Task directions: Return the part of the passage on teachers' pay talks that begins at the words "They said any" and ends after the words "Sh131,380 to Sh394,140.", copied verbatim.

Exercise passage:
-=-=-

Implementation of the CBA would be a boost for classroom teachers as it recognises the role they play in implementation of the CBC.

However according to TSC their decision to disallow any salary increment for teachers is informed by advisory opinion from the Salaries and Remuneration Commission.

“SRC gave an advisory that there would be no review of the basic salary structures, allowances and benefits paid public sector in the financial year 2021 /2022 — 2022/2023,” TSC CEO Nancy Macharia said after meeting teachers union officials at Safari Park Hotel, Nairobi .

TSC said there will be no salary increment for teachers due to Covid-19 economic challenges the country has suffered but will negotiate on other components of the CBA while maintaining the current salary rates as advised by SRC.

The two teachers unions, Kenya National Union of Teachers (Knut) and the Kenya Union of Post Primary Education Teachers (Kuppet), rejected this move that ended further negotiations.

They said any negotiations on new CBA must include monetary gains for its members.

Kuppet and Kuppet submitted their salaries and allowances benefits proposals for their members.

Knut had also proposed a salary increment of between 120 and 200.

The Knut proposal means the monthly basic salary for the lowest paid teacher (Grade B5) would be raised from Sh21,756 to a maximum of Sh87,024 while salary of the highest paid teacher (Grade D5) would be increased from Sh131,380 to Sh394,140.

Kuppet Secretary General Akelo Misori said that the union is pushing for a pay rise that would cushion teachers against inflation and the burdens of increased workload under the Competency-Based Curriculum (CBC).

“Kuppet is reluctant to entertain a CBA with no monetary benefits,” Akelo Misori said in a statement.

He confirmed dissatisfaction with the proposed TSC counter offer to the 2021-2025 Collective Bargaining Agreement.

“Given the wide disparities in remuneration across the various cadres in the expiring 2016-2021 CBA, coupled with the sharp inflation in the country, this is the time to review teachers’ salaries,” the statement reads.

Kuppet in a statement termed the content of the proposals by TSC as ‘negligible improvement’ in the working condition of teachers.

“After the current CBA expires, the Kuppet National Governing Council will meet within seven days, to deliberate on incipient vacuum and give directions to our members,” the statement said.

Some of the TSC proposals in the new CBA are;

  1. Expansion of maternity leave from a period of 90 days to 120.
  2. Expansion of paternity leave from a period of 14 days to 21.

-=-=-

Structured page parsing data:
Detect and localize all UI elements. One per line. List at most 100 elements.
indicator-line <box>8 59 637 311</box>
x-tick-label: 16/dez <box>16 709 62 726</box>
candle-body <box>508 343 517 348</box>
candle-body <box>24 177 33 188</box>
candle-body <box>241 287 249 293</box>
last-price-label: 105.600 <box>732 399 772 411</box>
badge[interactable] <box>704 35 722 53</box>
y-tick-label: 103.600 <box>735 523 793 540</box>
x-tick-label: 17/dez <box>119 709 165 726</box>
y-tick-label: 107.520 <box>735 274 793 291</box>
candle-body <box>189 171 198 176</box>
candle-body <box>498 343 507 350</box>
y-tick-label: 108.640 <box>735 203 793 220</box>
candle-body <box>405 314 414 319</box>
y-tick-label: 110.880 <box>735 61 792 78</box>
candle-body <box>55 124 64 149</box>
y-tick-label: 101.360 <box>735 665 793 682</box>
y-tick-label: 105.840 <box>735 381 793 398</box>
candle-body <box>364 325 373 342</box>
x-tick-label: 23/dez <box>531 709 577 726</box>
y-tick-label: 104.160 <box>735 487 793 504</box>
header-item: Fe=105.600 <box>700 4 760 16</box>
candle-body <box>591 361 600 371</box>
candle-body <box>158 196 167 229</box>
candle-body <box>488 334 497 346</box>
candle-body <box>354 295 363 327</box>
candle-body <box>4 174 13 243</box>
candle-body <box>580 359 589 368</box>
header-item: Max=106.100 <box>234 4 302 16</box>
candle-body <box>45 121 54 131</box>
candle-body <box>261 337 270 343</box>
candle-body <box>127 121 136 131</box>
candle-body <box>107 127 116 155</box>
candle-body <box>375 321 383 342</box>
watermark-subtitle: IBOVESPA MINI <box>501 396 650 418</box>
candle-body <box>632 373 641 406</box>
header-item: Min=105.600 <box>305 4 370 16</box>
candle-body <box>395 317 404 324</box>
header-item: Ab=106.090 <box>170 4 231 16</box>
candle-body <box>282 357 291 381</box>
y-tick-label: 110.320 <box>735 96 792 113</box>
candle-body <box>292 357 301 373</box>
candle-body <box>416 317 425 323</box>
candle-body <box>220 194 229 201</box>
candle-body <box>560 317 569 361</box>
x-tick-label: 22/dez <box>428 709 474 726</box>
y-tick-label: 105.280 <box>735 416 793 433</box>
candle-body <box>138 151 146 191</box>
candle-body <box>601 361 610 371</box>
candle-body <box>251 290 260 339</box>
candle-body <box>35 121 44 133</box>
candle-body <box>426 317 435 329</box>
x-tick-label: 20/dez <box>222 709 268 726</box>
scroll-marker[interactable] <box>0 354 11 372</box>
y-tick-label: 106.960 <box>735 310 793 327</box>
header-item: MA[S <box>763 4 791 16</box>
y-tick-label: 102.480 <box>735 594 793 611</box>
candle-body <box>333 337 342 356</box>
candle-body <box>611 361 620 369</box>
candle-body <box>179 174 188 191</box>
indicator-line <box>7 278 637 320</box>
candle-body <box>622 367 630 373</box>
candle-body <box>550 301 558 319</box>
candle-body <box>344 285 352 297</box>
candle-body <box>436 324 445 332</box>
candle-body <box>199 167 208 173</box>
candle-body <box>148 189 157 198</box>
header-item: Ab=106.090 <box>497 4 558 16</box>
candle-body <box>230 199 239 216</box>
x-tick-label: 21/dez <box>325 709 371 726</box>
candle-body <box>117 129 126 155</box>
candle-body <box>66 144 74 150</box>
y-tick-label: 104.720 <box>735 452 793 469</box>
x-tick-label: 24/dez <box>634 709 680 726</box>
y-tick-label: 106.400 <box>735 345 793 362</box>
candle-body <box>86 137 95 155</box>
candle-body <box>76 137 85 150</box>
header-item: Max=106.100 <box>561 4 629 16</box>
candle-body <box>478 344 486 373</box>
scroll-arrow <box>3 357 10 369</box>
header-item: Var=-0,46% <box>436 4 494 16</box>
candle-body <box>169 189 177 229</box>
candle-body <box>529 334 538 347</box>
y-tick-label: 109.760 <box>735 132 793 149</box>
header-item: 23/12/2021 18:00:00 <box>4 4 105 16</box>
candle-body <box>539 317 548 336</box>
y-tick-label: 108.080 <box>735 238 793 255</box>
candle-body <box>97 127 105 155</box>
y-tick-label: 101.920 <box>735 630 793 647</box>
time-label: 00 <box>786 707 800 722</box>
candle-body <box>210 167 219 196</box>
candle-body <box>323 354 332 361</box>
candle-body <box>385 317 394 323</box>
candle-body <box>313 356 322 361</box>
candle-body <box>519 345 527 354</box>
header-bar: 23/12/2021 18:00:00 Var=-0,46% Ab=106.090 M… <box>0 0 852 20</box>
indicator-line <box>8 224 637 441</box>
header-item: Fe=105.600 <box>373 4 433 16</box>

-=-=-

Solution below:
They said any negotiations on new CBA must include monetary gains for its members.

Kuppet and Kuppet submitted their salaries and allowances benefits proposals for their members.

Knut had also proposed a salary increment of between 120 and 200.

The Knut proposal means the monthly basic salary for the lowest paid teacher (Grade B5) would be raised from Sh21,756 to a maximum of Sh87,024 while salary of the highest paid teacher (Grade D5) would be increased from Sh131,380 to Sh394,140.